- **OBJECTIVE**
Extract each line from the entries below that has the string "January" in it.

Data items
— start —
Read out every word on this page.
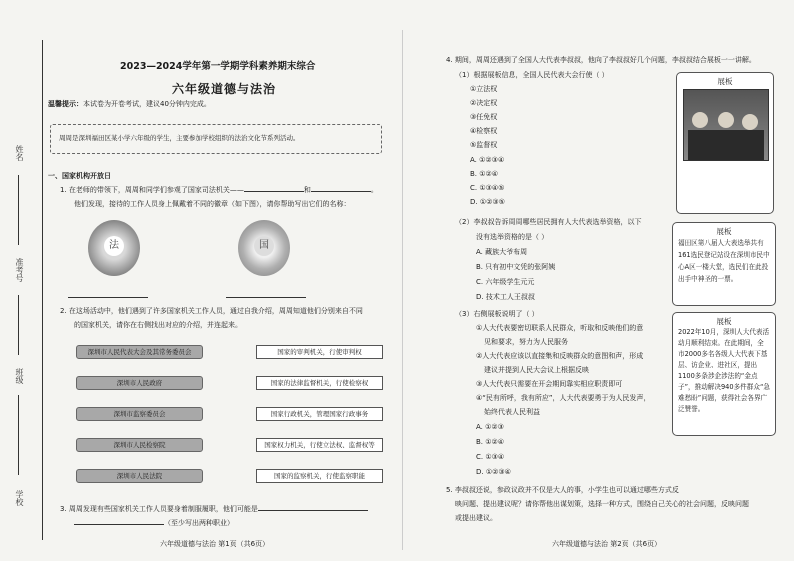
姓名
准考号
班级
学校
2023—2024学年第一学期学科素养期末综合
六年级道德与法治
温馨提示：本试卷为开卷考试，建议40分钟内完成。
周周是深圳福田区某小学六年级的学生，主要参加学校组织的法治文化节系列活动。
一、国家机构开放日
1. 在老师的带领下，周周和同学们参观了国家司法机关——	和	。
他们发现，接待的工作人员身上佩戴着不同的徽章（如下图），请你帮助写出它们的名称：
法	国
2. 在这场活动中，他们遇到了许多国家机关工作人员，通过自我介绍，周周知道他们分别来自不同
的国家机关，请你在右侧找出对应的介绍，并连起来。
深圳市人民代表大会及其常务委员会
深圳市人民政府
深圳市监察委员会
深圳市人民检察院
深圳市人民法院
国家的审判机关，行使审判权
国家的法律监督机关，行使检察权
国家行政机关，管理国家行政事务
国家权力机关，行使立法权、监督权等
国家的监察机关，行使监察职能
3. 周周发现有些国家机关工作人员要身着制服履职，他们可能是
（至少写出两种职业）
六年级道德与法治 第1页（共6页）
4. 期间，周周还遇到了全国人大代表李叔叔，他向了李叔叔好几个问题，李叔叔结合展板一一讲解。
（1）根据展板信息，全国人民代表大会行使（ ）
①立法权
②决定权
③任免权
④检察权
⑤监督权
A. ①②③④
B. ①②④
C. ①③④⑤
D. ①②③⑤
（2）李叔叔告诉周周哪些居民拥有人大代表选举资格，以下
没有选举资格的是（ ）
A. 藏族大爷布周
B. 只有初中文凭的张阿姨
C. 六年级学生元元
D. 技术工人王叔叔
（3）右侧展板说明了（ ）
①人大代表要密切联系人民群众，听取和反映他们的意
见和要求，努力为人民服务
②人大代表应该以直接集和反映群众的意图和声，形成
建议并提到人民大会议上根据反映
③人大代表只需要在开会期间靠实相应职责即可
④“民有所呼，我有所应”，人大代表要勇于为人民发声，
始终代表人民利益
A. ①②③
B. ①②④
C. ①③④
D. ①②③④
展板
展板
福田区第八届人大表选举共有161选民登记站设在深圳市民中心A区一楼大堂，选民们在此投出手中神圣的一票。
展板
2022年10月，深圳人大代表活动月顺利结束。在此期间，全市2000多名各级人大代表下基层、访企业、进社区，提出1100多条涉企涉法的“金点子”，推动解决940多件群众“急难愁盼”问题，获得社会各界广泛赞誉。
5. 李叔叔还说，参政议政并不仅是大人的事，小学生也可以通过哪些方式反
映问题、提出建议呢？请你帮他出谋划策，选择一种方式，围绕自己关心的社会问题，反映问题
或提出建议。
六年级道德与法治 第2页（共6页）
— end —
— start —
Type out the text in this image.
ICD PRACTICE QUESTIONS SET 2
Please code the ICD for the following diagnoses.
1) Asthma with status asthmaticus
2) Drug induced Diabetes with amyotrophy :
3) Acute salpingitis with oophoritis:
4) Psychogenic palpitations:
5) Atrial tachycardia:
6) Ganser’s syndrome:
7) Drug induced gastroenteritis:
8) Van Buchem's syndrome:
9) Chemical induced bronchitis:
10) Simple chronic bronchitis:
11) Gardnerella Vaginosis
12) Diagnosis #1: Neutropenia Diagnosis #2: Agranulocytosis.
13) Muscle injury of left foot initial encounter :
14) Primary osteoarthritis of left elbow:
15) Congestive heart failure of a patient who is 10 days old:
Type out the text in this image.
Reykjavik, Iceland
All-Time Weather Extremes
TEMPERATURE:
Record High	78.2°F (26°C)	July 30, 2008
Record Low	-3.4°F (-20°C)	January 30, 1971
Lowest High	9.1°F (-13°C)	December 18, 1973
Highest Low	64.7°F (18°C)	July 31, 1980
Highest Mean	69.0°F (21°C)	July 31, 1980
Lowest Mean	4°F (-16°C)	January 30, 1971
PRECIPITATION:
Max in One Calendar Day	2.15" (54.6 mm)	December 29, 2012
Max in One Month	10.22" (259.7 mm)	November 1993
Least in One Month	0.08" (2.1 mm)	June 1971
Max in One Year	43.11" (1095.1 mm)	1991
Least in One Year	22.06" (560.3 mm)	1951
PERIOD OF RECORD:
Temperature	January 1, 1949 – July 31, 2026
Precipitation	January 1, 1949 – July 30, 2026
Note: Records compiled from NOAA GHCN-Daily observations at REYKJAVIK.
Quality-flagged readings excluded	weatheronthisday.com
— end —
- **FULL SOLUTION**
Record Low	-3.4°F (-20°C)	January 30, 1971
Lowest Mean	4°F (-16°C)	January 30, 1971
Temperature	January 1, 1949 – July 31, 2026
Precipitation	January 1, 1949 – July 30, 2026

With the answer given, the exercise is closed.